■ **Work instructions**
The records that follow are to be repeated without alteration.

■ **Entries provided**
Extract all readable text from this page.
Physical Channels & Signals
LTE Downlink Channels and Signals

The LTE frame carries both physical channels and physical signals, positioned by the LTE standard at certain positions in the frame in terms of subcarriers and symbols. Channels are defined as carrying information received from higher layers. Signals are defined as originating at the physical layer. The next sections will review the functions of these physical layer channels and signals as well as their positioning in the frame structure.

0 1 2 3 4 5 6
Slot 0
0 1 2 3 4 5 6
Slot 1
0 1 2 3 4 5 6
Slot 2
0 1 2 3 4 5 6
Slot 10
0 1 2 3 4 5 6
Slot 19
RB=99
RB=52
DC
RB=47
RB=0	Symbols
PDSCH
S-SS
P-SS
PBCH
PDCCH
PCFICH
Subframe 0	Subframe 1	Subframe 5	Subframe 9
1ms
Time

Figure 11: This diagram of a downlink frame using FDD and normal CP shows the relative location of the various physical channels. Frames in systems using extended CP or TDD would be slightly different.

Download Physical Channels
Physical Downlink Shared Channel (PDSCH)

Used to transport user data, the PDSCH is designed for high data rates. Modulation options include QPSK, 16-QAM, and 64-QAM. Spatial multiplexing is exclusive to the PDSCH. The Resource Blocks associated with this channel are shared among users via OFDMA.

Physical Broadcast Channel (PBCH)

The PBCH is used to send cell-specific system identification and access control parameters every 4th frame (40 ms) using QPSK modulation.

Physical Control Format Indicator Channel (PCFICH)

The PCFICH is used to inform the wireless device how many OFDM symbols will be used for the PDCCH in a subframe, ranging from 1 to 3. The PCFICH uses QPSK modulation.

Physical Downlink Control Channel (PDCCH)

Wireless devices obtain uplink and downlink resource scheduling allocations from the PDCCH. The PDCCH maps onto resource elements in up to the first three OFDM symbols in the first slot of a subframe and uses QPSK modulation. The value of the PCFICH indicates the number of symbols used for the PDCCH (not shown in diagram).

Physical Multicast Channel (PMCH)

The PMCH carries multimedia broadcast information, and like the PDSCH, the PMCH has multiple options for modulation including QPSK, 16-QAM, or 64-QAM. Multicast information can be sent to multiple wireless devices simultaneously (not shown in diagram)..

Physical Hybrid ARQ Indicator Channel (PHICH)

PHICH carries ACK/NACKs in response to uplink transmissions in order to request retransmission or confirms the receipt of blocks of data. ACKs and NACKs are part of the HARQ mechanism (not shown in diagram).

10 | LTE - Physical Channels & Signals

■ **Final result**
Extract all readable text from this page.
Physical Channels & Signals
LTE Downlink Channels and Signals

The LTE frame carries both physical channels and physical signals, positioned by the LTE standard at certain positions in the frame in terms of subcarriers and symbols. Channels are defined as carrying information received from higher layers. Signals are defined as originating at the physical layer. The next sections will review the functions of these physical layer channels and signals as well as their positioning in the frame structure.

0 1 2 3 4 5 6
Slot 0
0 1 2 3 4 5 6
Slot 1
0 1 2 3 4 5 6
Slot 2
0 1 2 3 4 5 6
Slot 10
0 1 2 3 4 5 6
Slot 19
RB=99
RB=52
DC
RB=47
RB=0	Symbols
PDSCH
S-SS
P-SS
PBCH
PDCCH
PCFICH
Subframe 0	Subframe 1	Subframe 5	Subframe 9
1ms
Time

Figure 11: This diagram of a downlink frame using FDD and normal CP shows the relative location of the various physical channels. Frames in systems using extended CP or TDD would be slightly different.

Download Physical Channels
Physical Downlink Shared Channel (PDSCH)

Used to transport user data, the PDSCH is designed for high data rates. Modulation options include QPSK, 16-QAM, and 64-QAM. Spatial multiplexing is exclusive to the PDSCH. The Resource Blocks associated with this channel are shared among users via OFDMA.

Physical Broadcast Channel (PBCH)

The PBCH is used to send cell-specific system identification and access control parameters every 4th frame (40 ms) using QPSK modulation.

Physical Control Format Indicator Channel (PCFICH)

The PCFICH is used to inform the wireless device how many OFDM symbols will be used for the PDCCH in a subframe, ranging from 1 to 3. The PCFICH uses QPSK modulation.

Physical Downlink Control Channel (PDCCH)

Wireless devices obtain uplink and downlink resource scheduling allocations from the PDCCH. The PDCCH maps onto resource elements in up to the first three OFDM symbols in the first slot of a subframe and uses QPSK modulation. The value of the PCFICH indicates the number of symbols used for the PDCCH (not shown in diagram).

Physical Multicast Channel (PMCH)

The PMCH carries multimedia broadcast information, and like the PDSCH, the PMCH has multiple options for modulation including QPSK, 16-QAM, or 64-QAM. Multicast information can be sent to multiple wireless devices simultaneously (not shown in diagram)..

Physical Hybrid ARQ Indicator Channel (PHICH)

PHICH carries ACK/NACKs in response to uplink transmissions in order to request retransmission or confirms the receipt of blocks of data. ACKs and NACKs are part of the HARQ mechanism (not shown in diagram).

10 | LTE - Physical Channels & Signals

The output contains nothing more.